*TAREFA 1*
Segundo o texto sobre mulheres cuidadoras, de quais fatores decorre o hábito de adiar os cuidados com a própria saúde?
*TAREFA 2*
Transcreva do texto sobre mulheres cuidadoras o trecho que vai de "O comportamento de" até "sobrecarregando a rotina.", inclusive.
*TAREFA 3*
Dê continuidade ao texto sobre mulheres cuidadoras a partir do ponto em que ele termina.

*TRECHO PARA LEITURA*

+--

Mulheres que assumem o papel de cuidadoras da família frequentemente adiam consultas e exames de saúde, priorizando as necessidades dos outros. Essa negligência, observada em consultórios, coloca a saúde da cuidadora em risco de doenças crônicas e esgotamento.
O comportamento de postergar cuidados de saúde decorre de fatores culturais e emocionais. Historicamente, a mulher foi vista como a principal responsável pelo cuidado familiar. Dados de organismos internacionais mostram que as mulheres dedicam mais horas ao cuidado de crianças, idosos e tarefas domésticas que os homens, sobrecarregando a rotina.

+--

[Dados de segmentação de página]

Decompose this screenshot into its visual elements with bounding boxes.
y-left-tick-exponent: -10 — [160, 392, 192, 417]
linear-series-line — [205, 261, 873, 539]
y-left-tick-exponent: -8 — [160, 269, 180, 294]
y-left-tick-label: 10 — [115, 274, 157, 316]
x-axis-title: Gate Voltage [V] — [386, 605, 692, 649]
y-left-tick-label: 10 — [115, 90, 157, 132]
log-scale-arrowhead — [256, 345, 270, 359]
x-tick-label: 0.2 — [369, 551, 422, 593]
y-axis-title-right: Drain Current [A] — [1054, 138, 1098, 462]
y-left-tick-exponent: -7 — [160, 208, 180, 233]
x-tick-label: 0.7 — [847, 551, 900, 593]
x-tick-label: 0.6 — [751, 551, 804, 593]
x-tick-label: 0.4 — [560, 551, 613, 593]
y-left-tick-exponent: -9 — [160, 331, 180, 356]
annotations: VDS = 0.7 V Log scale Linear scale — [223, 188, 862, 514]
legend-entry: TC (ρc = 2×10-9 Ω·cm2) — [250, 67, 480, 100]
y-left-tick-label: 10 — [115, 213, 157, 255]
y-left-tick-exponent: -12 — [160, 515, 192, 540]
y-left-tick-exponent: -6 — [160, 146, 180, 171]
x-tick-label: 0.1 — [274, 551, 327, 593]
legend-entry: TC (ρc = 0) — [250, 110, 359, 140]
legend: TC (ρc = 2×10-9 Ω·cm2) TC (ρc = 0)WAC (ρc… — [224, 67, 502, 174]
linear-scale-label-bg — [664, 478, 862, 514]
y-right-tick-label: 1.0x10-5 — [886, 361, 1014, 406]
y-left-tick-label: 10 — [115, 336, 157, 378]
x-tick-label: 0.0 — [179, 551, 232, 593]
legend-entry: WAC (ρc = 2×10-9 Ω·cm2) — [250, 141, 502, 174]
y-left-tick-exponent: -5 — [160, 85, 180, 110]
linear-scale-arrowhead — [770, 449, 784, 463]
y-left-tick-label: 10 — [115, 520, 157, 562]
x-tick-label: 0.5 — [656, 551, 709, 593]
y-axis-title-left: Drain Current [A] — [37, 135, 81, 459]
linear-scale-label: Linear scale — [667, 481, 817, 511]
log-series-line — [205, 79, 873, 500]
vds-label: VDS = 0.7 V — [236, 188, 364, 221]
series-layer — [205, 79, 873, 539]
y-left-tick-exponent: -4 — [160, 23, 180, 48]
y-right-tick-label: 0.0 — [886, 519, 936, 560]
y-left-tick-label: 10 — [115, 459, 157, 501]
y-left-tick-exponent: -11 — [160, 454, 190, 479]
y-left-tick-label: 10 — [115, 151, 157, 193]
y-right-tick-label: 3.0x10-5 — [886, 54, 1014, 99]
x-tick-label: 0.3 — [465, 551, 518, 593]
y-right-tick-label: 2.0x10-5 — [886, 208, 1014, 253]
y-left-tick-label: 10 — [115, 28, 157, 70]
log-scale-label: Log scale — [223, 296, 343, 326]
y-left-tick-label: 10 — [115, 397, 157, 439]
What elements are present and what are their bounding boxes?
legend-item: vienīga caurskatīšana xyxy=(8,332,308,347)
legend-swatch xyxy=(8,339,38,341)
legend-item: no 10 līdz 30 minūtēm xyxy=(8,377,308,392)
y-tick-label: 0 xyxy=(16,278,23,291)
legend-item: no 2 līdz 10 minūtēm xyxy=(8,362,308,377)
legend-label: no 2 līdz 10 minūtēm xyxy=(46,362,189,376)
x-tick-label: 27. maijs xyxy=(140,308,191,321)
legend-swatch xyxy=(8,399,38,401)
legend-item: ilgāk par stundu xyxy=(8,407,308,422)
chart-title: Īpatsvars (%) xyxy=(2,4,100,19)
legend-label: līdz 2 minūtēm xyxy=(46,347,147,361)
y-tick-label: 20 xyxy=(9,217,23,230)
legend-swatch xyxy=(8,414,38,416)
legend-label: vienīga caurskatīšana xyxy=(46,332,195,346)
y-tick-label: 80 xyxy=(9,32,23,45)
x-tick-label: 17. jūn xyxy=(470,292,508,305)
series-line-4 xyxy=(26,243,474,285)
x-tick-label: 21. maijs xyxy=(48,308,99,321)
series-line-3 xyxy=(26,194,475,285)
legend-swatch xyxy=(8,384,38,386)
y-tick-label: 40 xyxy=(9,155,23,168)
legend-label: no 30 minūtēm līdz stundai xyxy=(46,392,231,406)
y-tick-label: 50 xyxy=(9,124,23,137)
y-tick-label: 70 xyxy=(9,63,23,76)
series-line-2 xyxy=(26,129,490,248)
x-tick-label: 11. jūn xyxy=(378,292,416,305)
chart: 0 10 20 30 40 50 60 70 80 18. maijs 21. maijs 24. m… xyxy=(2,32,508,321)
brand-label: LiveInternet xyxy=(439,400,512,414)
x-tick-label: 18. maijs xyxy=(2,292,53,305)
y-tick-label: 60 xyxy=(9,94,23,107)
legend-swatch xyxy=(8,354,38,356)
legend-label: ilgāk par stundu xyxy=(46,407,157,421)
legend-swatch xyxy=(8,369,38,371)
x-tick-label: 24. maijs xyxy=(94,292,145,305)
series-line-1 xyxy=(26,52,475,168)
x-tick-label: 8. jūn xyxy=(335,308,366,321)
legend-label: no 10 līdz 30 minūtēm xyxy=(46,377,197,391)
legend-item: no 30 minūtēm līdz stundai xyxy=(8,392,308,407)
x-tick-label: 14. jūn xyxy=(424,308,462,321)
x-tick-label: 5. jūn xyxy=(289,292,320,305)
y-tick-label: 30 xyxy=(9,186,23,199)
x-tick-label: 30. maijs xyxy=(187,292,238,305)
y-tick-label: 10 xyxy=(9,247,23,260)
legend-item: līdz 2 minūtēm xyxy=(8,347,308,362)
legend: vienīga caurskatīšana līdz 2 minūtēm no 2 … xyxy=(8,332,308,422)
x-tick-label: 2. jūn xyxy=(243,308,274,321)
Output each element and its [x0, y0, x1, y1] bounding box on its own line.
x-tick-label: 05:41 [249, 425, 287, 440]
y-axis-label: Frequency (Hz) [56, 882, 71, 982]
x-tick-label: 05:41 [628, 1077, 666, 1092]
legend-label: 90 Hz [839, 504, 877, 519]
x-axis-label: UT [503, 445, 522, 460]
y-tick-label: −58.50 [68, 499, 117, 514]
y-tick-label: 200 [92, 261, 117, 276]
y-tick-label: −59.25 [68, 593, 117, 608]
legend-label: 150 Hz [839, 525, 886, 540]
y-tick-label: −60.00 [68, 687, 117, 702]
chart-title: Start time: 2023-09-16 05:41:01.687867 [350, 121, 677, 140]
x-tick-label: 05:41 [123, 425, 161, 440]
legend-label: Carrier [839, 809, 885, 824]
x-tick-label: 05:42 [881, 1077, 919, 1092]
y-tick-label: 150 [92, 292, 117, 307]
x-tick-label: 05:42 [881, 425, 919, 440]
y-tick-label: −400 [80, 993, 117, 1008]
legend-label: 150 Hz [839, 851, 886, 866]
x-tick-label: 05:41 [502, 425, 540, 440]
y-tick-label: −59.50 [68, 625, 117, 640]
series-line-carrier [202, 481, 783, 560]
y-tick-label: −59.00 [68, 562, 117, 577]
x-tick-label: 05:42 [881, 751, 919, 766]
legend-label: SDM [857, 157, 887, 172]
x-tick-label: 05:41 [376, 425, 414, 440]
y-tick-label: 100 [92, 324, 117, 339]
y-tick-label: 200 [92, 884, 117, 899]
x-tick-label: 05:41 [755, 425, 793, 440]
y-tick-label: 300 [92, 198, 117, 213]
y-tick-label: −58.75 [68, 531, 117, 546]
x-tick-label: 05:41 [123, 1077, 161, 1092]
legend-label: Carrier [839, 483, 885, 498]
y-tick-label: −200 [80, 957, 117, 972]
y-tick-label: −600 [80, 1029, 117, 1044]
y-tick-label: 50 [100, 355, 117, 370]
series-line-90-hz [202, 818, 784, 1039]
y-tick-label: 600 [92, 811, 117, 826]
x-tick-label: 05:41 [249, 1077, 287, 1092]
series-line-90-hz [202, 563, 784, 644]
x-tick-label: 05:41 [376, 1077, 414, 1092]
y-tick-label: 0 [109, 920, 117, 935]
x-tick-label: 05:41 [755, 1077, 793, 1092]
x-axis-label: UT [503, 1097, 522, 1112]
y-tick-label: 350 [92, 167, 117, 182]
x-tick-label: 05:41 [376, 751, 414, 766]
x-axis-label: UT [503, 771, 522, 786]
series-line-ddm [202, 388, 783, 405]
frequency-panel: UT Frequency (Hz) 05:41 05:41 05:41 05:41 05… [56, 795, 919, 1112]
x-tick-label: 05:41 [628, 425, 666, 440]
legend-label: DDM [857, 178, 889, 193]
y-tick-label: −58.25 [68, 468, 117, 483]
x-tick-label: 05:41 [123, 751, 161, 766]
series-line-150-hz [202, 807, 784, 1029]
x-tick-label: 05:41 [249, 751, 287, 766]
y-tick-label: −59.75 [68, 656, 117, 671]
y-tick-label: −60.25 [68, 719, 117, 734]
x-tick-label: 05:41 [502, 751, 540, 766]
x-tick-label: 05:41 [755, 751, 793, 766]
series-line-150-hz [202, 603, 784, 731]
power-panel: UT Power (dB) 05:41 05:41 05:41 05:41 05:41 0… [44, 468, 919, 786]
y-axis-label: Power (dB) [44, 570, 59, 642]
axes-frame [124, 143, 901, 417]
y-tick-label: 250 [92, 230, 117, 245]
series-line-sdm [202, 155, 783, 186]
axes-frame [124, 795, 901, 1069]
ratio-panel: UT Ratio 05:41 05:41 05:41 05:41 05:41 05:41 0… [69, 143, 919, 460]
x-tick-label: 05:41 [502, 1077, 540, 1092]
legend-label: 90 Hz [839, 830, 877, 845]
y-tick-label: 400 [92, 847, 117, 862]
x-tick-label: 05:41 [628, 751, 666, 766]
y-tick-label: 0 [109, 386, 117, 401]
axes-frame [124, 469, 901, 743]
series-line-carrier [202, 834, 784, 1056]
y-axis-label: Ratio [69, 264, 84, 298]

+--

*RESULTADO 1*
De fatores culturais e emocionais.

*RESULTADO 2*
O comportamento de postergar cuidados de saúde decorre de fatores culturais e emocionais. Historicamente, a mulher foi vista como a principal responsável pelo cuidado familiar. Dados de organismos internacionais mostram que as mulheres dedicam mais horas ao cuidado de crianças, idosos e tarefas domésticas que os homens, sobrecarregando a rotina.

*RESULTADO 3*
Além da falta de tempo, muitas mulheres buscam atendimento apenas quando um sintoma surge. Essa estratégia reduz chances de diagnóstico precoce para condições como rastreamento de câncer e controle metabólico. A sobrecarga prolongada afeta o bem-estar emocional, elevando o risco de estresse crônico, ansiedade e sintomas depressivos, segundo estudos.
A Dra. Ana Horovitz, ginecologista, explica que prevenção não é vaidade, mas necessidade. Ela sugere que o primeiro passo é reconhecer essa necessidade, agendar rotinas e compartilhar responsabilidades. A saúde da cuidadora impacta diretamente a saúde de toda a família.